#### INSTRUCTIONS TO FOLLOW:
Repeat every line below exactly as it reads.
— Begin RECORDS PROVIDED —
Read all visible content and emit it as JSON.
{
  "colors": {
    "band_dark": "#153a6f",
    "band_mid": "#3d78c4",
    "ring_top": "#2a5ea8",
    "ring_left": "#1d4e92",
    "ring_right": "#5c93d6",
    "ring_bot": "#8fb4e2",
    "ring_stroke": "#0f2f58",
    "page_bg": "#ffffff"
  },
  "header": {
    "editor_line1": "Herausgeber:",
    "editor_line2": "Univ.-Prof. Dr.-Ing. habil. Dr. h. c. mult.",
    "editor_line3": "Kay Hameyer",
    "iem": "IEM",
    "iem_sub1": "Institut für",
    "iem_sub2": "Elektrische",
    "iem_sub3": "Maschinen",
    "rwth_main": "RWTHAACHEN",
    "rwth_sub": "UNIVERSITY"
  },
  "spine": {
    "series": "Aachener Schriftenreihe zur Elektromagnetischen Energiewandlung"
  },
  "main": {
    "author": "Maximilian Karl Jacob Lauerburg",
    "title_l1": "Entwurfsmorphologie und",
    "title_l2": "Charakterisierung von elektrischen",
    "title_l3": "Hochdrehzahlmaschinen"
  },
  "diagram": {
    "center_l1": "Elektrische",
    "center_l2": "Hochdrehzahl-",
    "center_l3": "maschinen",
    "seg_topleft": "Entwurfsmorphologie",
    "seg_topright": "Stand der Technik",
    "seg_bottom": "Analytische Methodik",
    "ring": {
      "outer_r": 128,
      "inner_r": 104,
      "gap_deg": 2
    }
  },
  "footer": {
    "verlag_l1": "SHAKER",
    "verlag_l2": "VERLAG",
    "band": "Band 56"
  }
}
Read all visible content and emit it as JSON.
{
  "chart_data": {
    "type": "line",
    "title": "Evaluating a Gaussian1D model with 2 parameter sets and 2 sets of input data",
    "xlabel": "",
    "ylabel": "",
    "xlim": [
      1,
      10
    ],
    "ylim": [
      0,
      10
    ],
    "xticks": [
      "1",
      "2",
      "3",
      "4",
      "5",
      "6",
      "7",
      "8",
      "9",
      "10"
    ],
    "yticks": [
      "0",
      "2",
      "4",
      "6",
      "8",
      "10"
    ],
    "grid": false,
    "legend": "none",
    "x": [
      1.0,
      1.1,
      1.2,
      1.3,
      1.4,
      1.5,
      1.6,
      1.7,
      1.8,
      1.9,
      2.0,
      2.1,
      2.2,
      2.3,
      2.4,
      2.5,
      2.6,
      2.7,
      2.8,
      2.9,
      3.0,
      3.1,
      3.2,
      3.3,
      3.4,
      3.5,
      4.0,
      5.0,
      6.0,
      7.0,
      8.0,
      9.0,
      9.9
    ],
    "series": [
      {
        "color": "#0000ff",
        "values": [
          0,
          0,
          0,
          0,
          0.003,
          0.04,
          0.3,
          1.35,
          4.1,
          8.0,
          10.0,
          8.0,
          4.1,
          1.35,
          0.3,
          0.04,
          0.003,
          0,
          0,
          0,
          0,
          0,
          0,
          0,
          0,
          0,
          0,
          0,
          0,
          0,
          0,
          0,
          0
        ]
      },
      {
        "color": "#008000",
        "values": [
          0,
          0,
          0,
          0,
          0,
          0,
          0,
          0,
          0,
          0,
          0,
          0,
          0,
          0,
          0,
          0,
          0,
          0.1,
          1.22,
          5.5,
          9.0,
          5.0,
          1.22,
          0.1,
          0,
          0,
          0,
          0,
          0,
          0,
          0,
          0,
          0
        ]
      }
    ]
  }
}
— End RECORDS PROVIDED —
#### SOLUTION TO THE EXERCISE:
Read all visible content and emit it as JSON.
{
  "colors": {
    "band_dark": "#153a6f",
    "band_mid": "#3d78c4",
    "ring_top": "#2a5ea8",
    "ring_left": "#1d4e92",
    "ring_right": "#5c93d6",
    "ring_bot": "#8fb4e2",
    "ring_stroke": "#0f2f58",
    "page_bg": "#ffffff"
  },
  "header": {
    "editor_line1": "Herausgeber:",
    "editor_line2": "Univ.-Prof. Dr.-Ing. habil. Dr. h. c. mult.",
    "editor_line3": "Kay Hameyer",
    "iem": "IEM",
    "iem_sub1": "Institut für",
    "iem_sub2": "Elektrische",
    "iem_sub3": "Maschinen",
    "rwth_main": "RWTHAACHEN",
    "rwth_sub": "UNIVERSITY"
  },
  "spine": {
    "series": "Aachener Schriftenreihe zur Elektromagnetischen Energiewandlung"
  },
  "main": {
    "author": "Maximilian Karl Jacob Lauerburg",
    "title_l1": "Entwurfsmorphologie und",
    "title_l2": "Charakterisierung von elektrischen",
    "title_l3": "Hochdrehzahlmaschinen"
  },
  "diagram": {
    "center_l1": "Elektrische",
    "center_l2": "Hochdrehzahl-",
    "center_l3": "maschinen",
    "seg_topleft": "Entwurfsmorphologie",
    "seg_topright": "Stand der Technik",
    "seg_bottom": "Analytische Methodik",
    "ring": {
      "outer_r": 128,
      "inner_r": 104,
      "gap_deg": 2
    }
  },
  "footer": {
    "verlag_l1": "SHAKER",
    "verlag_l2": "VERLAG",
    "band": "Band 56"
  }
}
Read all visible content and emit it as JSON.
{
  "chart_data": {
    "type": "line",
    "title": "Evaluating a Gaussian1D model with 2 parameter sets and 2 sets of input data",
    "xlabel": "",
    "ylabel": "",
    "xlim": [
      1,
      10
    ],
    "ylim": [
      0,
      10
    ],
    "xticks": [
      "1",
      "2",
      "3",
      "4",
      "5",
      "6",
      "7",
      "8",
      "9",
      "10"
    ],
    "yticks": [
      "0",
      "2",
      "4",
      "6",
      "8",
      "10"
    ],
    "grid": false,
    "legend": "none",
    "x": [
      1.0,
      1.1,
      1.2,
      1.3,
      1.4,
      1.5,
      1.6,
      1.7,
      1.8,
      1.9,
      2.0,
      2.1,
      2.2,
      2.3,
      2.4,
      2.5,
      2.6,
      2.7,
      2.8,
      2.9,
      3.0,
      3.1,
      3.2,
      3.3,
      3.4,
      3.5,
      4.0,
      5.0,
      6.0,
      7.0,
      8.0,
      9.0,
      9.9
    ],
    "series": [
      {
        "color": "#0000ff",
        "values": [
          0,
          0,
          0,
          0,
          0.003,
          0.04,
          0.3,
          1.35,
          4.1,
          8.0,
          10.0,
          8.0,
          4.1,
          1.35,
          0.3,
          0.04,
          0.003,
          0,
          0,
          0,
          0,
          0,
          0,
          0,
          0,
          0,
          0,
          0,
          0,
          0,
          0,
          0,
          0
        ]
      },
      {
        "color": "#008000",
        "values": [
          0,
          0,
          0,
          0,
          0,
          0,
          0,
          0,
          0,
          0,
          0,
          0,
          0,
          0,
          0,
          0,
          0,
          0.1,
          1.22,
          5.5,
          9.0,
          5.0,
          1.22,
          0.1,
          0,
          0,
          0,
          0,
          0,
          0,
          0,
          0,
          0
        ]
      }
    ]
  }
}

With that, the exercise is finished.